» **Provided data**
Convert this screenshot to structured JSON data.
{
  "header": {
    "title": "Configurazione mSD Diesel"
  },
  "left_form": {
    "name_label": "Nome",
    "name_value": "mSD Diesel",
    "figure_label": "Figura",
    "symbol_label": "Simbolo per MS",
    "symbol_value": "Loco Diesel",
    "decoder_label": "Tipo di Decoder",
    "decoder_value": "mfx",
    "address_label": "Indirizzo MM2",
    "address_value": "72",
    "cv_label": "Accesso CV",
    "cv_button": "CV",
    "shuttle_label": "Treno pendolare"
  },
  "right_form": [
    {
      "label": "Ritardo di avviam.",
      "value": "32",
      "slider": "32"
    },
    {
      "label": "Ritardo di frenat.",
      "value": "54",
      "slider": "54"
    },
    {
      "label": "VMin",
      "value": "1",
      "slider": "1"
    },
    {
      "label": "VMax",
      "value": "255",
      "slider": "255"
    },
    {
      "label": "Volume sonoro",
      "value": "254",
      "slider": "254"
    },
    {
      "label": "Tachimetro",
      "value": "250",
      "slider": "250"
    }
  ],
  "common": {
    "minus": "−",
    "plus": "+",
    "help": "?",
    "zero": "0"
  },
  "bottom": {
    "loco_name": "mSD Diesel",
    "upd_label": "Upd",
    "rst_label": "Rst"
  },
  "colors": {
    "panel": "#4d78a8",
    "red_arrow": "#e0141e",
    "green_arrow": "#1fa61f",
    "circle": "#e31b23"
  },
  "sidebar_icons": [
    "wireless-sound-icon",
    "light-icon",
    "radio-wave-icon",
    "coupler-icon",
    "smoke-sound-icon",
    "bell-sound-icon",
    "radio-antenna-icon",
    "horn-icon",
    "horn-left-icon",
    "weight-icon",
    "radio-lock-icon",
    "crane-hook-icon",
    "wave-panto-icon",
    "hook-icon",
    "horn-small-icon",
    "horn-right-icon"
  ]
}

» **Task details**
Locate the string "radio" in the listing above and copy every line where it occurs.

» **Exercise result**
    "radio-wave-icon",
    "radio-antenna-icon",
    "radio-lock-icon",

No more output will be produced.